*YOUR OBJECTIVE*.
Show each line in the listing below that contains the word "Corresponding".

*DATA FOR THIS EXERCISE*.

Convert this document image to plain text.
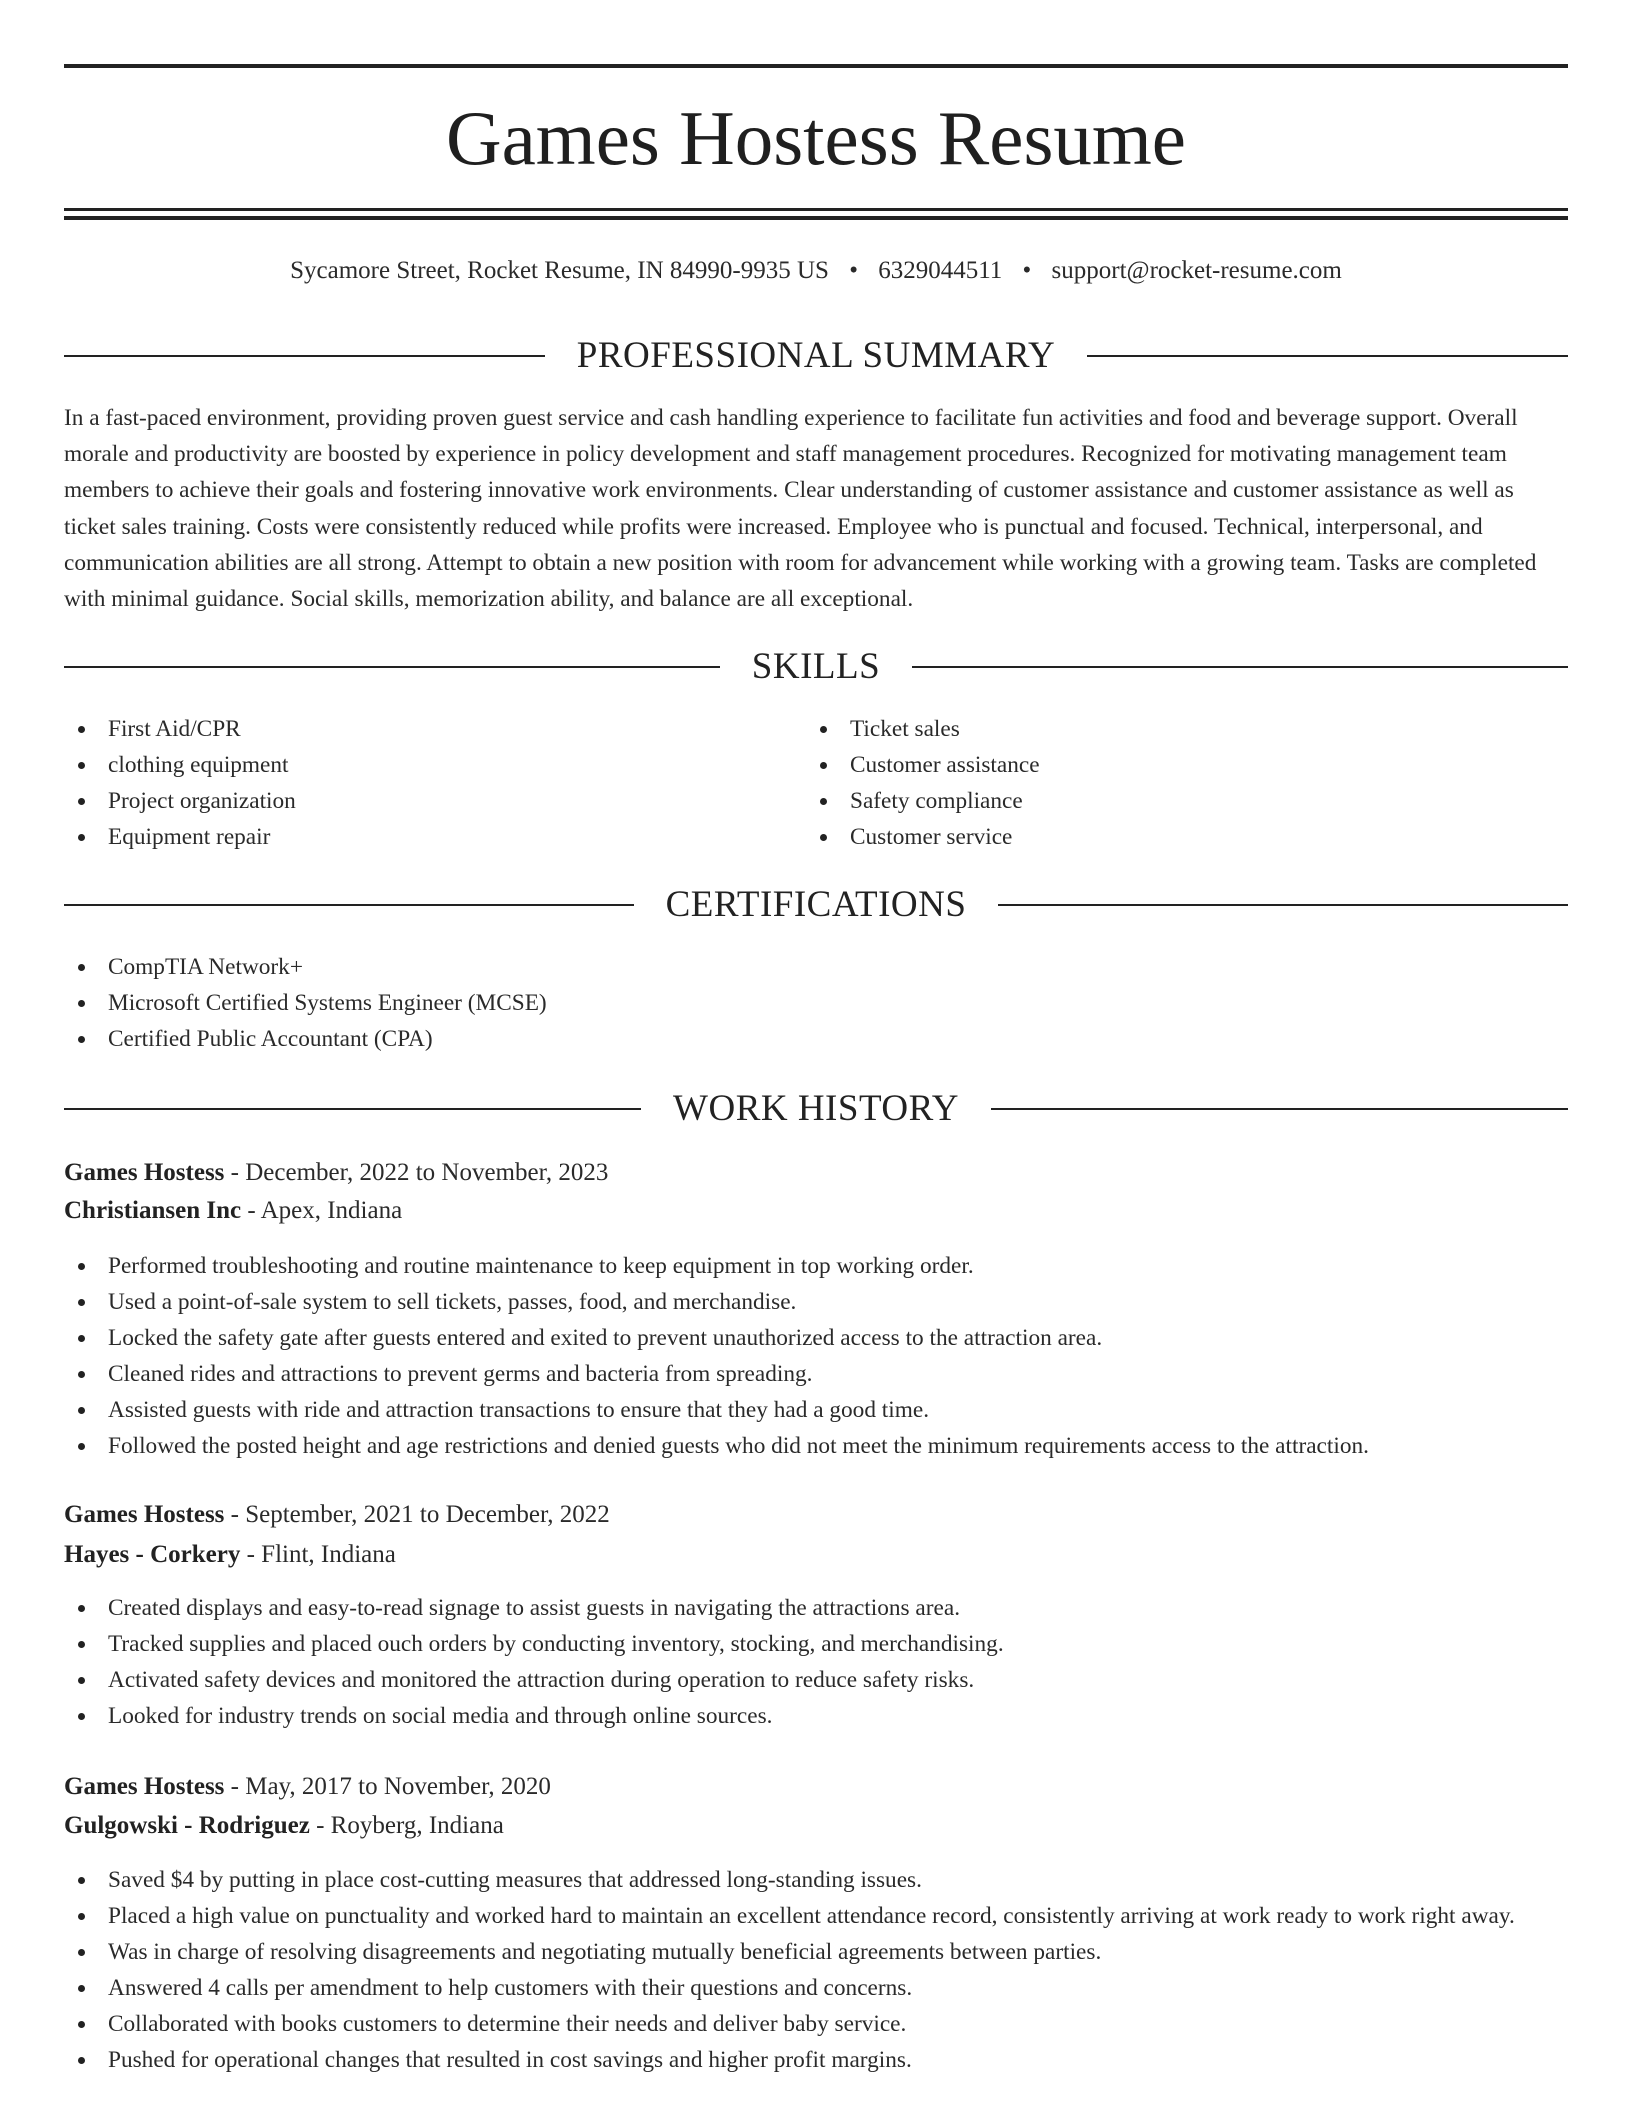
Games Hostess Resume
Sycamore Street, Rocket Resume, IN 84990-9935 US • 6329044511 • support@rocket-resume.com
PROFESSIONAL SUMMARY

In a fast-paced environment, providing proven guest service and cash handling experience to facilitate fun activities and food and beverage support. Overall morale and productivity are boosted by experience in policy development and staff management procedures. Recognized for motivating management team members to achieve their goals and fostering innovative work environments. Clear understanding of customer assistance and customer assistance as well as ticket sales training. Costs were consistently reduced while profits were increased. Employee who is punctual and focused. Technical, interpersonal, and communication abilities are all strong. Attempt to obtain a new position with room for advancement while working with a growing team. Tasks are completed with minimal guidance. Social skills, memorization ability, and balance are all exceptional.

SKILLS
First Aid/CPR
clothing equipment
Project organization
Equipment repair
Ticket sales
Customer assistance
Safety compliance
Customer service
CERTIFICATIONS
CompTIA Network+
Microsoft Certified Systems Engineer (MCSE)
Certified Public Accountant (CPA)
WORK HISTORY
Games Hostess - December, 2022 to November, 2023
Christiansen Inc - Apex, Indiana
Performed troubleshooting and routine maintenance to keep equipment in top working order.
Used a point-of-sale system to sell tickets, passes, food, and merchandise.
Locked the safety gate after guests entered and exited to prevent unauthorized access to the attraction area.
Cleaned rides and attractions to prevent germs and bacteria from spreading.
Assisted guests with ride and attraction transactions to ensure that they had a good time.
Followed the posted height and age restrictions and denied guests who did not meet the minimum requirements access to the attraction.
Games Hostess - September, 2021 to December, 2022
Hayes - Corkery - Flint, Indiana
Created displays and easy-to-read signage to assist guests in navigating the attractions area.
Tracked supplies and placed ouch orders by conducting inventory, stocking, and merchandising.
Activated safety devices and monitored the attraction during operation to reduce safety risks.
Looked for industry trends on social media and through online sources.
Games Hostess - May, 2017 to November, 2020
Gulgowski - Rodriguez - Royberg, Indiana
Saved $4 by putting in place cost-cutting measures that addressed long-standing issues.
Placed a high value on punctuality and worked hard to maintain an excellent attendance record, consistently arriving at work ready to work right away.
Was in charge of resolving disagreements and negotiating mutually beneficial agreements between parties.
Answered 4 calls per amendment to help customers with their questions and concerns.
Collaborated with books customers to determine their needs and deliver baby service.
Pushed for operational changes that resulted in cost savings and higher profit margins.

==

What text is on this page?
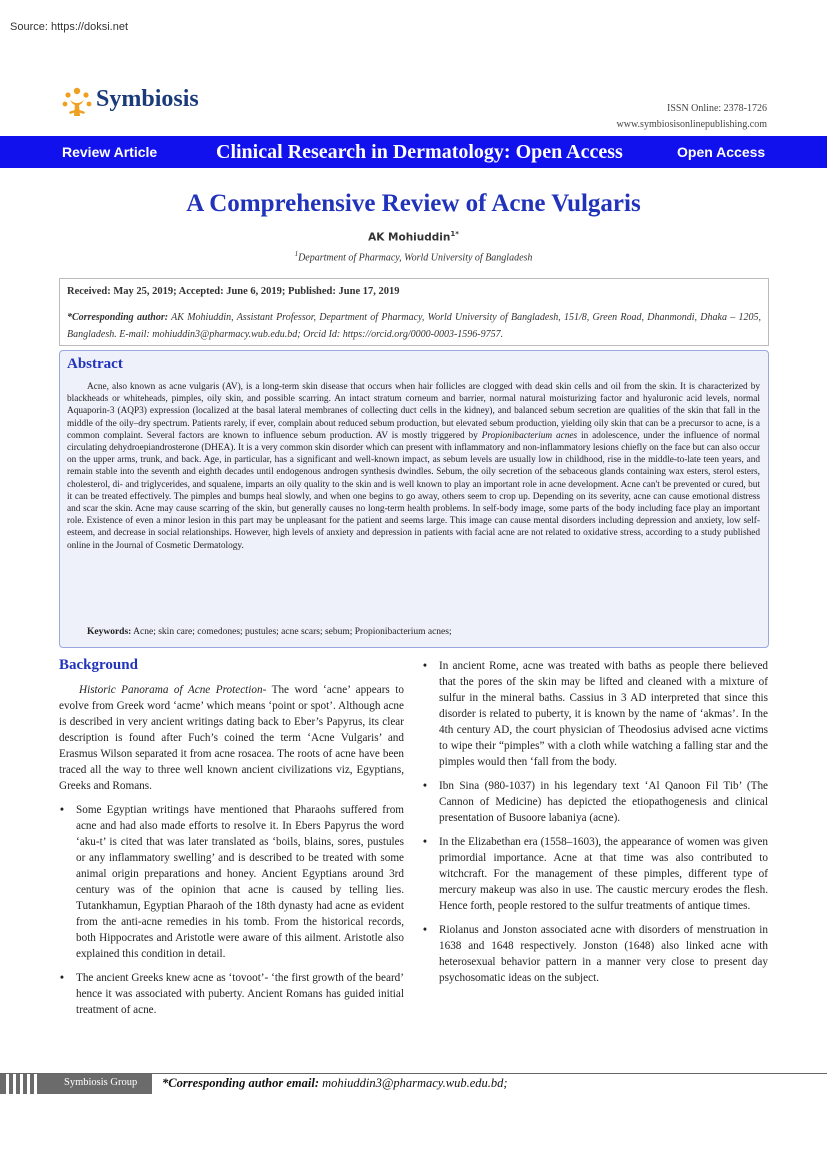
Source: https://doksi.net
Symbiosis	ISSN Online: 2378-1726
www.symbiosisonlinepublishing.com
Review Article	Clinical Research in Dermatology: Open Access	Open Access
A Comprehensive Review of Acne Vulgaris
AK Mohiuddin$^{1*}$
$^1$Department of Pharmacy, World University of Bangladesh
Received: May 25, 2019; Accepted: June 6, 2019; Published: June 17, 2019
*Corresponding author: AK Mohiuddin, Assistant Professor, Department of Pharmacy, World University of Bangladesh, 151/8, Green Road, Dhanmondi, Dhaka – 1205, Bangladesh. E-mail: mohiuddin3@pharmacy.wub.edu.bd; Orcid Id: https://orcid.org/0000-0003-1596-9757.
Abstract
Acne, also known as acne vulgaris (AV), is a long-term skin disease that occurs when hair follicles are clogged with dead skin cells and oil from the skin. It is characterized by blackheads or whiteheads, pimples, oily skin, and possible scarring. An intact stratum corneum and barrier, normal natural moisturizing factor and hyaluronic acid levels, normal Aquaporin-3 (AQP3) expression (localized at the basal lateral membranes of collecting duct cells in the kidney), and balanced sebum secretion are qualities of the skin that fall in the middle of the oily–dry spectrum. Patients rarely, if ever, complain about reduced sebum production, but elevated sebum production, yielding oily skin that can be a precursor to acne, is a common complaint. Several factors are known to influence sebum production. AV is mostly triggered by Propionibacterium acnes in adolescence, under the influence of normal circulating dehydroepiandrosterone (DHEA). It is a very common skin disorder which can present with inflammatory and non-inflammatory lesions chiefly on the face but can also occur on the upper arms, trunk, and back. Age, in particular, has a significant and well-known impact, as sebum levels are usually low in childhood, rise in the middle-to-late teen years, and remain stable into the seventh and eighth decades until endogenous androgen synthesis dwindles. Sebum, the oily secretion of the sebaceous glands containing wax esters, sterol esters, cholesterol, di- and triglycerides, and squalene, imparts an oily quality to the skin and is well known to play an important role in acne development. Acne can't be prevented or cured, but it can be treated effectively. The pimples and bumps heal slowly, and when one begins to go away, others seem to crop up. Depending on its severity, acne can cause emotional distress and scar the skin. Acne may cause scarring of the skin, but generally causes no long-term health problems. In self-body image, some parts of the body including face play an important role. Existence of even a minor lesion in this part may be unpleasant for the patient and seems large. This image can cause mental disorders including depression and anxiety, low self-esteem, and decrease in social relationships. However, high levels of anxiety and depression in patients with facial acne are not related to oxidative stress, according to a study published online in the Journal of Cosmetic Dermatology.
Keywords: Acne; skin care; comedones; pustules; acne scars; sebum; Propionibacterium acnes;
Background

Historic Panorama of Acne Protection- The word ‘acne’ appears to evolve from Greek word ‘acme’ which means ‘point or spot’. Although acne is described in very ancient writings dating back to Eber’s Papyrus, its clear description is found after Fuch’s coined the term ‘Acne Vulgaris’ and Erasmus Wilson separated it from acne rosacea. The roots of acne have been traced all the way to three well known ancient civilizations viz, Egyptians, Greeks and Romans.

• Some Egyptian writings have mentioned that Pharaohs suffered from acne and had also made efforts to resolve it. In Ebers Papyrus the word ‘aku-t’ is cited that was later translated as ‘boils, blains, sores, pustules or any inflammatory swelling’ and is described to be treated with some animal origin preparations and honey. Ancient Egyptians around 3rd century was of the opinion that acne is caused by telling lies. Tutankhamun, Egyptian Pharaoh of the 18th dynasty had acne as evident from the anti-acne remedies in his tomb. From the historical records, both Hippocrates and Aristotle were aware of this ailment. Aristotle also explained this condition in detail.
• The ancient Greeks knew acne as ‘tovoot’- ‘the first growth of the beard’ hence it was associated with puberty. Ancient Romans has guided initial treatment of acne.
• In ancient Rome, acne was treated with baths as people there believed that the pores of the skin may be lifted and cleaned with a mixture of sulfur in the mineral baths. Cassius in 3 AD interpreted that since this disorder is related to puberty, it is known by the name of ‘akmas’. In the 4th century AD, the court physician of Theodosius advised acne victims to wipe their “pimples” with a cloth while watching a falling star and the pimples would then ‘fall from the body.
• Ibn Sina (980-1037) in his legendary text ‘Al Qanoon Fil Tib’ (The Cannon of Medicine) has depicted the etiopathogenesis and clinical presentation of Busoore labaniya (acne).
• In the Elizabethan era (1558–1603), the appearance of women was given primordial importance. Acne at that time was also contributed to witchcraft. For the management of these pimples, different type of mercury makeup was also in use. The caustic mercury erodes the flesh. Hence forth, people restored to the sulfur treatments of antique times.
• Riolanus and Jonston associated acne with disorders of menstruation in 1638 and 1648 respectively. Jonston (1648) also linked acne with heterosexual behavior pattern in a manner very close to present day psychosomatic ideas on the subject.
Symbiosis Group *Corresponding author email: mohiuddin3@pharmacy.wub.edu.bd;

*ANSWER TO THIS EXERCISE*.
*Corresponding author: AK Mohiuddin, Assistant Professor, Department of Pharmacy, World University of Bangladesh, 151/8, Green Road, Dhanmondi, Dhaka – 1205, Bangladesh. E-mail: mohiuddin3@pharmacy.wub.edu.bd; Orcid Id: https://orcid.org/0000-0003-1596-9757.
Symbiosis Group *Corresponding author email: mohiuddin3@pharmacy.wub.edu.bd;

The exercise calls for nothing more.